ROWS ▸
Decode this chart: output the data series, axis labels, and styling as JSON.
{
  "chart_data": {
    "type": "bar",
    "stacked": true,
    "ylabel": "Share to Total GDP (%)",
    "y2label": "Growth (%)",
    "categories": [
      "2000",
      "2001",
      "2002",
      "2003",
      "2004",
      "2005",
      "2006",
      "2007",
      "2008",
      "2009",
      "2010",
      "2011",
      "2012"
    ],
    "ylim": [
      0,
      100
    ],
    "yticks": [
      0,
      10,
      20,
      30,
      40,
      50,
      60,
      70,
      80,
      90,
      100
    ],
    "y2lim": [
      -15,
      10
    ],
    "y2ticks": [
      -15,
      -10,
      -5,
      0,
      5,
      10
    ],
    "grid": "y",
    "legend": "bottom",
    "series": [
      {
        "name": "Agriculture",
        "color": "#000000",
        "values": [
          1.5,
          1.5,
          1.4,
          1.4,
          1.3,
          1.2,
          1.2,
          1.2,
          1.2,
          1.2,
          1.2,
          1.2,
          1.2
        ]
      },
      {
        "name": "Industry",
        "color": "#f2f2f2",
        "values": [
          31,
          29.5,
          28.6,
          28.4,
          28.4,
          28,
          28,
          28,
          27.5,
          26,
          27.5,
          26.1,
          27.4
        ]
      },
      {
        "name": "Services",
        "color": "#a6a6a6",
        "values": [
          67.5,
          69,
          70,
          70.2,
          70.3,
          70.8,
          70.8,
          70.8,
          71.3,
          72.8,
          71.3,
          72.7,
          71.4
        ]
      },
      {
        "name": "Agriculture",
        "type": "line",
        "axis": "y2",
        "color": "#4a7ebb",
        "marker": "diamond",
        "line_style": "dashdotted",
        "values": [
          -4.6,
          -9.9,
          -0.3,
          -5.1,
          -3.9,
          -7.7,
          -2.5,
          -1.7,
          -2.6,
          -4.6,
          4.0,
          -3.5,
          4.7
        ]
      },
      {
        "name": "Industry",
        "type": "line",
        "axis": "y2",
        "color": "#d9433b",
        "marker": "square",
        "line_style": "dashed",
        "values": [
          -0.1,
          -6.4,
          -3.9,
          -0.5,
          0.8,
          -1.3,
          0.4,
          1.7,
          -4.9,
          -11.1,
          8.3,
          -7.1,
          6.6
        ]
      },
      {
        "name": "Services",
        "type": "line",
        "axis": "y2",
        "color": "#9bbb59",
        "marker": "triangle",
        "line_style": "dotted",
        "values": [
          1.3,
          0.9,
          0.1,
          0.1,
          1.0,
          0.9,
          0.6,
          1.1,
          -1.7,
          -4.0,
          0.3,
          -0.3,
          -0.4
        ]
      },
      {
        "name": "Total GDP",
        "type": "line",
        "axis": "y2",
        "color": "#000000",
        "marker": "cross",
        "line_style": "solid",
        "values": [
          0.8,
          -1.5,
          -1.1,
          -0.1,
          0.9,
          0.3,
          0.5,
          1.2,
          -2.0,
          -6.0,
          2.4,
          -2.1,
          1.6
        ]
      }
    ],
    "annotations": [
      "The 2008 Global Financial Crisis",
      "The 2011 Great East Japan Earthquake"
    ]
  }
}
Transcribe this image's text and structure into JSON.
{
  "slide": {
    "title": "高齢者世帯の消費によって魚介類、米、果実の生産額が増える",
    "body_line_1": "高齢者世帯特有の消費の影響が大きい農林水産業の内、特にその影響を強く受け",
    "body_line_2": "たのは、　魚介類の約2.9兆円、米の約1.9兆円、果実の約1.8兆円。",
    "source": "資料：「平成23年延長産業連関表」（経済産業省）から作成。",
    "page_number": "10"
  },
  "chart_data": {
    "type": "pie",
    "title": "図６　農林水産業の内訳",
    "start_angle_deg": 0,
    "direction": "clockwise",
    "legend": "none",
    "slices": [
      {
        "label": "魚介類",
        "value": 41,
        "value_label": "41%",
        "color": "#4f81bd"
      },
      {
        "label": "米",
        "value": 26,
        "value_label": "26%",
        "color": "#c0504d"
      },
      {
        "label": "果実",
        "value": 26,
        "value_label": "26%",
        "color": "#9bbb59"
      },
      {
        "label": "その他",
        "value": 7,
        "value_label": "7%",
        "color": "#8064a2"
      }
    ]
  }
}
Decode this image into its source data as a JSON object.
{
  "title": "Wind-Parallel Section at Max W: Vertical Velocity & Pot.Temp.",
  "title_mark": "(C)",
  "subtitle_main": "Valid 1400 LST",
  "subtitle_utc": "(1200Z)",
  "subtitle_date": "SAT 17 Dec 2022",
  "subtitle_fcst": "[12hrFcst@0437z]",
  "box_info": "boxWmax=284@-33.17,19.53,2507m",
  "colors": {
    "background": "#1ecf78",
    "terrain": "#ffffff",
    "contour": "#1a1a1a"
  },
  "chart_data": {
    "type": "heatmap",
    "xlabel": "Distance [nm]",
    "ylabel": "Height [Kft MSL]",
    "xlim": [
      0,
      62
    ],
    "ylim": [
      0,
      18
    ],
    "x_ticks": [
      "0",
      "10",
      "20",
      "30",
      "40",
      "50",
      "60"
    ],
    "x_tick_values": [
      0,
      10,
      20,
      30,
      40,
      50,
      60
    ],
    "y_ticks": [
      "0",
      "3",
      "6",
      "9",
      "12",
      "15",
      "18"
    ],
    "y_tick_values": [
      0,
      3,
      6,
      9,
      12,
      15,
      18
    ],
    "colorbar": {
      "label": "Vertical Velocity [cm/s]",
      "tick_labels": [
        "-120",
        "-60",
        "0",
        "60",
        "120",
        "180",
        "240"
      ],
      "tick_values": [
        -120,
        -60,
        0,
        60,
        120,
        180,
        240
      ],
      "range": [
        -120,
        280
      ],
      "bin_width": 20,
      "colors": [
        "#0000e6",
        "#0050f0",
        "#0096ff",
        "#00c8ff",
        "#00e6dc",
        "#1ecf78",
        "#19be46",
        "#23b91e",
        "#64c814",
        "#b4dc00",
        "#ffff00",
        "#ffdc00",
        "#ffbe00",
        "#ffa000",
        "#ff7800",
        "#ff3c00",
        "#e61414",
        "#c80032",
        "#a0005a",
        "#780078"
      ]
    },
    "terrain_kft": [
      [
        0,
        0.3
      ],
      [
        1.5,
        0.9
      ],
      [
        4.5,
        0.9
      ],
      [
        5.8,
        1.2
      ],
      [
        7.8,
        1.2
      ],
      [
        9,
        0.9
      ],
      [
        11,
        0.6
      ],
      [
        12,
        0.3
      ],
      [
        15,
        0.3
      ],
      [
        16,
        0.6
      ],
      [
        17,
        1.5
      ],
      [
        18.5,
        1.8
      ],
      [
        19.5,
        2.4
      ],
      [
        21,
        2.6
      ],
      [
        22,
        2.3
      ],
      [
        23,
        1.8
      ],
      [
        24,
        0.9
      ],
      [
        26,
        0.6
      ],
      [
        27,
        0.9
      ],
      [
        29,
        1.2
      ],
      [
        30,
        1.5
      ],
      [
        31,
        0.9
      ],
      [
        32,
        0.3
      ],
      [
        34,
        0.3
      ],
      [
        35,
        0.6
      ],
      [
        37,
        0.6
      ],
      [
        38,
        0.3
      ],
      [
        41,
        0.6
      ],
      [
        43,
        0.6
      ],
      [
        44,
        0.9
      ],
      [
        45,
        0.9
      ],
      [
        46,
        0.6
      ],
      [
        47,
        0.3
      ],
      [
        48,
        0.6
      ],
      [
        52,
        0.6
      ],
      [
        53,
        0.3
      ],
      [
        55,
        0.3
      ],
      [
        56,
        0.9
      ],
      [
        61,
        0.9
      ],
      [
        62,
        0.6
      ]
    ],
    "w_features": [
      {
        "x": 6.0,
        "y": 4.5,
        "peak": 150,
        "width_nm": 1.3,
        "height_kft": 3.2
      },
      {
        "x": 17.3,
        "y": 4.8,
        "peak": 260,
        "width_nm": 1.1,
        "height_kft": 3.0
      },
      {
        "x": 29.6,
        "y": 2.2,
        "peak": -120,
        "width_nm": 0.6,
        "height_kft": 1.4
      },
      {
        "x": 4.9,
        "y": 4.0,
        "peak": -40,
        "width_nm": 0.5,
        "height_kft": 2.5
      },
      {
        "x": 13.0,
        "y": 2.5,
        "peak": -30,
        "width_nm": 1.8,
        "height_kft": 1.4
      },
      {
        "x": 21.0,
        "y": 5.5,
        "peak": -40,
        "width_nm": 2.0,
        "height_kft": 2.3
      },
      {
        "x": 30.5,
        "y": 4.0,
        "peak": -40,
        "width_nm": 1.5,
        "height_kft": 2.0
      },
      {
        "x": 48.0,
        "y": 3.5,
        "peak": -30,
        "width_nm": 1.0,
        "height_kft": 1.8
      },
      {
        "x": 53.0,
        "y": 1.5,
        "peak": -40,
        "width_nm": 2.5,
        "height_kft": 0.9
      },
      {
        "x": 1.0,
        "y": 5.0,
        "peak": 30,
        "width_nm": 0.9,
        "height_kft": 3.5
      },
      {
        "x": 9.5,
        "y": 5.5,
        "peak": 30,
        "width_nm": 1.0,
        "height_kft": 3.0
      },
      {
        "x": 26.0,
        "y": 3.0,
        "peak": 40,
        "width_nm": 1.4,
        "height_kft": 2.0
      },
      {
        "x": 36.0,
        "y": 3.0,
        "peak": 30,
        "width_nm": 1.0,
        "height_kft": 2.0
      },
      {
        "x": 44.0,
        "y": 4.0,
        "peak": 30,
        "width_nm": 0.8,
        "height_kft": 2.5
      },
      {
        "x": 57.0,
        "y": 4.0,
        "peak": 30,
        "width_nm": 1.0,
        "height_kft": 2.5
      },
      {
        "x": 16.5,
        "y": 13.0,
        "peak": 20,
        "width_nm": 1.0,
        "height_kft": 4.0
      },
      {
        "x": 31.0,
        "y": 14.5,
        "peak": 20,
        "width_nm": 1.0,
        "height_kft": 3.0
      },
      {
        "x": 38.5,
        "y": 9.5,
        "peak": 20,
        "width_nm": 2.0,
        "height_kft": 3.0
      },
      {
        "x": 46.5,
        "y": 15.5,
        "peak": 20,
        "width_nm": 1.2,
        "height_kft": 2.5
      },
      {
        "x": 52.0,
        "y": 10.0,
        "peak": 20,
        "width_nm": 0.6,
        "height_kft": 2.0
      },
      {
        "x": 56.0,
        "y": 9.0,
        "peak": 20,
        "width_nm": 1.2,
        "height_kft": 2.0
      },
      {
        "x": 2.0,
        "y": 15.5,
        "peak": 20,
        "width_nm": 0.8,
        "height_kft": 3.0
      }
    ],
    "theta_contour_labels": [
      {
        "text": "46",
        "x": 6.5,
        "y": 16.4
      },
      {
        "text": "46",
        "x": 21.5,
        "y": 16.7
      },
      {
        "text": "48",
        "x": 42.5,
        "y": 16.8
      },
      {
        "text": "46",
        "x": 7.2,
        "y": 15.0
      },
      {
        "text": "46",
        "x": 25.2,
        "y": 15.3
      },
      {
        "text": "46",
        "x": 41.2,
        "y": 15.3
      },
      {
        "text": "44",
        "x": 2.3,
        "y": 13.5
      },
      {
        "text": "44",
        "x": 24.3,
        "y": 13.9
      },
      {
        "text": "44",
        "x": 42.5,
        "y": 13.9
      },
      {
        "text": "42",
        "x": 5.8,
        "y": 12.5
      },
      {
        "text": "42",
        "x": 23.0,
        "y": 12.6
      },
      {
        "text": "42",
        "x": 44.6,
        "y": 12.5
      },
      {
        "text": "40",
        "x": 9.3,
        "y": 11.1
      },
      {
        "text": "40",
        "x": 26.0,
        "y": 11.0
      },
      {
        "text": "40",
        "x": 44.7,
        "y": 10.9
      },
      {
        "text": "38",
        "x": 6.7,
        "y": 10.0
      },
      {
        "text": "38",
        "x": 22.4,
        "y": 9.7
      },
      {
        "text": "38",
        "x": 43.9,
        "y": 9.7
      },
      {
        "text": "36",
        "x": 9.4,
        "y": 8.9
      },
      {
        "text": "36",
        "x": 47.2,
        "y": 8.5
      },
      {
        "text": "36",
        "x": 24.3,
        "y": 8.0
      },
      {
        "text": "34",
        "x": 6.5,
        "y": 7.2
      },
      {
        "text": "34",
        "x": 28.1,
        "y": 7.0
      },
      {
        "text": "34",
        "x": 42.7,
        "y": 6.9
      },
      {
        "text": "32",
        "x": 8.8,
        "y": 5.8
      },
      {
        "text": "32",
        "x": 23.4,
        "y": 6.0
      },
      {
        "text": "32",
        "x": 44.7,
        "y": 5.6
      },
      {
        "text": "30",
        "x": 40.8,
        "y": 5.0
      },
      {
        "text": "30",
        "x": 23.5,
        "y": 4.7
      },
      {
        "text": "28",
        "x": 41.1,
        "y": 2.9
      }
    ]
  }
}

WORK TO DO ▸
Pick out the lines above containing the word "image", then copy them.

EXPECTED ANSWER ▸
Transcribe this image's text and structure into JSON.
Decode this image into its source data as a JSON object.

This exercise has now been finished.